*** INPUT

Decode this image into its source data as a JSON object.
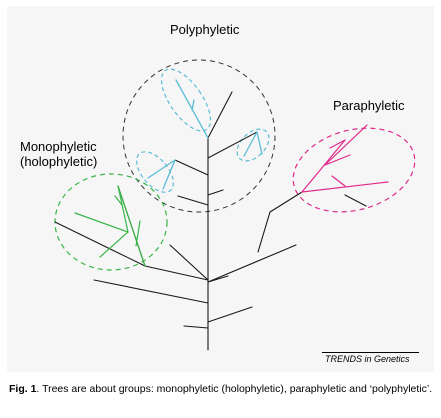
{
  "labels": {
    "polyphyletic": "Polyphyletic",
    "paraphyletic": "Paraphyletic",
    "monophyletic_line1": "Monophyletic",
    "monophyletic_line2": "(holophyletic)"
  },
  "source": "TRENDS in Genetics",
  "caption": {
    "fig_label": "Fig. 1",
    "text": ". Trees are about groups: monophyletic (holophyletic), paraphyletic and ‘polyphyletic’."
  },
  "colors": {
    "tree": "#1a1a1a",
    "monophyletic": "#3ab54a",
    "paraphyletic": "#e0298a",
    "polyphyletic_branches": "#5bbcd6",
    "polyphyletic_outline": "#333333",
    "panel": "#f6f6f6"
  }
}
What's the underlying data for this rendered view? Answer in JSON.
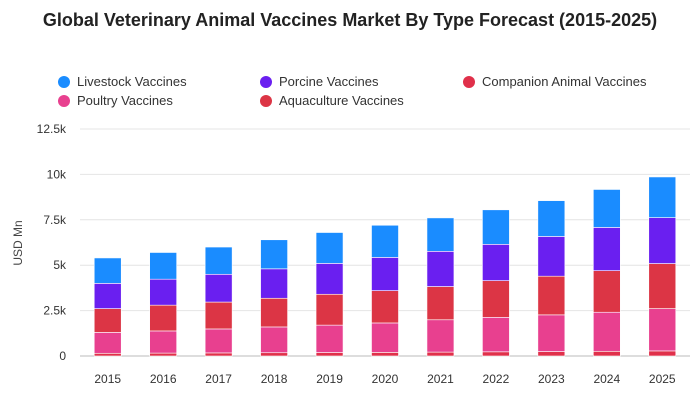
{
  "chart_data": {
    "type": "bar",
    "stacked": true,
    "title": "Global Veterinary Animal Vaccines Market By Type Forecast (2015-2025)",
    "xlabel": "",
    "ylabel": "USD Mn",
    "ylim": [
      0,
      12500
    ],
    "yticks": [
      0,
      2500,
      5000,
      7500,
      10000,
      12500
    ],
    "ytick_labels": [
      "0",
      "2.5k",
      "5k",
      "7.5k",
      "10k",
      "12.5k"
    ],
    "grid": true,
    "legend_position": "top-left",
    "categories": [
      "2015",
      "2016",
      "2017",
      "2018",
      "2019",
      "2020",
      "2021",
      "2022",
      "2023",
      "2024",
      "2025"
    ],
    "series": [
      {
        "name": "Companion Animal Vaccines",
        "color": "#e0304a",
        "values": [
          150,
          160,
          170,
          180,
          190,
          200,
          215,
          230,
          245,
          260,
          280
        ]
      },
      {
        "name": "Poultry Vaccines",
        "color": "#e8408f",
        "values": [
          1150,
          1220,
          1320,
          1420,
          1510,
          1620,
          1780,
          1900,
          2020,
          2150,
          2330
        ]
      },
      {
        "name": "Aquaculture Vaccines",
        "color": "#dc3545",
        "values": [
          1310,
          1420,
          1480,
          1580,
          1700,
          1780,
          1830,
          2020,
          2130,
          2290,
          2480
        ]
      },
      {
        "name": "Porcine Vaccines",
        "color": "#6a1ff0",
        "values": [
          1390,
          1430,
          1530,
          1620,
          1700,
          1830,
          1940,
          2000,
          2190,
          2380,
          2530
        ]
      },
      {
        "name": "Livestock Vaccines",
        "color": "#1a8cff",
        "values": [
          1400,
          1470,
          1500,
          1600,
          1700,
          1770,
          1840,
          1900,
          1970,
          2090,
          2240
        ]
      }
    ],
    "legend": [
      {
        "label": "Livestock Vaccines",
        "color": "#1a8cff"
      },
      {
        "label": "Porcine Vaccines",
        "color": "#6a1ff0"
      },
      {
        "label": "Companion Animal Vaccines",
        "color": "#e0304a"
      },
      {
        "label": "Poultry Vaccines",
        "color": "#e8408f"
      },
      {
        "label": "Aquaculture Vaccines",
        "color": "#dc3545"
      }
    ]
  }
}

******

EXERCISE OBJECTIVE: Filter the data for the string "Vaccines" and copy every line that has it.

COMPLETE ANSWER:
    "title": "Global Veterinary Animal Vaccines Market By Type Forecast (2015-2025)",
        "name": "Companion Animal Vaccines",
        "name": "Poultry Vaccines",
        "name": "Aquaculture Vaccines",
        "name": "Porcine Vaccines",
        "name": "Livestock Vaccines",
        "label": "Livestock Vaccines",
        "label": "Porcine Vaccines",
        "label": "Companion Animal Vaccines",
        "label": "Poultry Vaccines",
        "label": "Aquaculture Vaccines",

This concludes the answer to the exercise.